- [Exercise aim] In the post about how life arose, what else is rapidly manufactured in some of the hydrothermal systems?

---- Excerpt to read

To: Cicero
It's taken about 50 years to find a barely possible way in which Miller's suggestion about how life arose spontaneously from the protoplasmic soup could possibly have worked. Has been known for some time that proto-cellular organic structures bootstrap in the metal and carbon rich minerology of hydrothermal systems in the Western US. A great many key structural parts of simple organisms are catalytically formed in these systems, and provide a fair amount of insight into just how much of primitive cellular organisms can be trivially bootstrapped in natural chemical systems. It is worth noting that these systems are quite rare on the surface of the earth; the handful of ones in the mountain west of the US which show this activity are among the few currently known on the planet. It takes very specific minerologies and geologies that are stable for tens of millions of years to create these types of bootstrap factories in nature. Crude oil is also rapidly manufactured in some of these systems.
32 posted on
01/10/2004 8:54:20 AM PST by
tortoise
(All these moments lost in time, like tears in the rain.)

--------
---- Dataset entries

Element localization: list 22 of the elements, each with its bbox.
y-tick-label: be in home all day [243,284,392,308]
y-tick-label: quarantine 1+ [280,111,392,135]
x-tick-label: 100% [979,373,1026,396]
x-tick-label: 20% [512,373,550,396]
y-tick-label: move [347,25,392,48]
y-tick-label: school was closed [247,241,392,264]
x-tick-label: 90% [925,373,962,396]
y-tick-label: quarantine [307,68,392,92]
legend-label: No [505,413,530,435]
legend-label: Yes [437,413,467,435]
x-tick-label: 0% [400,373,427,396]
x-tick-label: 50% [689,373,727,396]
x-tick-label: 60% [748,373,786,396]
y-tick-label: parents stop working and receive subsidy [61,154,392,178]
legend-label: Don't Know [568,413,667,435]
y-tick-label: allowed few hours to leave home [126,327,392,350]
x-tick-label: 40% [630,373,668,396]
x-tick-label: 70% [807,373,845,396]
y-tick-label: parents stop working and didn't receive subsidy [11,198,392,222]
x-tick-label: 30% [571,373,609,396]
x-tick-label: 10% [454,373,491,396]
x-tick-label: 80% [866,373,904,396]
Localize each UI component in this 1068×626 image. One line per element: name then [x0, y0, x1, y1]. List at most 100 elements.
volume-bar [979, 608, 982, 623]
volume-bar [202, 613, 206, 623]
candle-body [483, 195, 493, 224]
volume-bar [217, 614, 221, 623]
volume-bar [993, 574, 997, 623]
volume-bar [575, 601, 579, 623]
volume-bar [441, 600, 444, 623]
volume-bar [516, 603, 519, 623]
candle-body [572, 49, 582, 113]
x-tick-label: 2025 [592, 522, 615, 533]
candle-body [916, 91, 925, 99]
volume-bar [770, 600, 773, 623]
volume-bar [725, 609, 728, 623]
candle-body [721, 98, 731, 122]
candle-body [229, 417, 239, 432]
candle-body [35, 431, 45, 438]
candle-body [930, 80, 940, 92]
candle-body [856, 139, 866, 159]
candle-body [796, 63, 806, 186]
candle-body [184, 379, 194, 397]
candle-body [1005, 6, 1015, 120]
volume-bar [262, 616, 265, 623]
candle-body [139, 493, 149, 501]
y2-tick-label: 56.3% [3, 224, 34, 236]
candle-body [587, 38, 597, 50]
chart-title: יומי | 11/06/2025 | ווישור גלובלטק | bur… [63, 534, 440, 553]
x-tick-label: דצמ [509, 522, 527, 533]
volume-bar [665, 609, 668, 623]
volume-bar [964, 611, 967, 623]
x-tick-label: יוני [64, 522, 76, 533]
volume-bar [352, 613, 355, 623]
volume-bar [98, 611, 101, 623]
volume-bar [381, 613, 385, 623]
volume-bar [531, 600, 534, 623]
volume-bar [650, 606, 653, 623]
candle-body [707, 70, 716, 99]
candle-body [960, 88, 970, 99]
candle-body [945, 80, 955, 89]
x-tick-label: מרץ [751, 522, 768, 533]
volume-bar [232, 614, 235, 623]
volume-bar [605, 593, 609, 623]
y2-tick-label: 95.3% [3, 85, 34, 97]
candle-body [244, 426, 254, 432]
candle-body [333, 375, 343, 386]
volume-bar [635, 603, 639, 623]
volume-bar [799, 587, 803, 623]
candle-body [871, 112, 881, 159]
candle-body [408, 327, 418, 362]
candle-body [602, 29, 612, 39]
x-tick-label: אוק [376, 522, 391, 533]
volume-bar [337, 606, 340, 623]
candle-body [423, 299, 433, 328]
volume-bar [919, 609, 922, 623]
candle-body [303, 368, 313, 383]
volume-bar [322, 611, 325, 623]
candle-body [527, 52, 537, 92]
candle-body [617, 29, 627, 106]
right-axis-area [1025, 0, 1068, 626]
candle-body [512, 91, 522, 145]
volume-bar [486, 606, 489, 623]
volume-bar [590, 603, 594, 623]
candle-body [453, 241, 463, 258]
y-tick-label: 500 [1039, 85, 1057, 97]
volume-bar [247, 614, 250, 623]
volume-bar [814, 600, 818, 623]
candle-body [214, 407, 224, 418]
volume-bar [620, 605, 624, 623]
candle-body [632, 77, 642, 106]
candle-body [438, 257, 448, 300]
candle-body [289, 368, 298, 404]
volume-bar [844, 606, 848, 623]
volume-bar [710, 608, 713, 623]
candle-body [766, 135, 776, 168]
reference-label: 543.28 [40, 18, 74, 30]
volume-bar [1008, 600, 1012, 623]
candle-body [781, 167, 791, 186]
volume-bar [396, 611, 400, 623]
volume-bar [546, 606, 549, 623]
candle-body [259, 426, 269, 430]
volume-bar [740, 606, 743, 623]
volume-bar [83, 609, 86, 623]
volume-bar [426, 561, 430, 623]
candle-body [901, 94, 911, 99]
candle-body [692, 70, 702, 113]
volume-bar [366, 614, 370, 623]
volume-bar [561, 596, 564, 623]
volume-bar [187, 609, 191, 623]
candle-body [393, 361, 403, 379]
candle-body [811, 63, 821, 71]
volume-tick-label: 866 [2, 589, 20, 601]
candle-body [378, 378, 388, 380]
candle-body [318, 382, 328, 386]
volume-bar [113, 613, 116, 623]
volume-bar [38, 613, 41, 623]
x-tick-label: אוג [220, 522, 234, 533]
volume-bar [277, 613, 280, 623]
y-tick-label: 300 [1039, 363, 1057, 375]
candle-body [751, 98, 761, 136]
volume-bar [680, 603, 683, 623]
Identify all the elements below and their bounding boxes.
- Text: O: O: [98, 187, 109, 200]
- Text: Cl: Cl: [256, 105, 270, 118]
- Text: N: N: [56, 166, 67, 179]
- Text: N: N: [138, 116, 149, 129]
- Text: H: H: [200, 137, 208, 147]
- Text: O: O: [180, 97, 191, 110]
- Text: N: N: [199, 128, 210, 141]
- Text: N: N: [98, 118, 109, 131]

--------

- [Output of the exercise] Crude oil.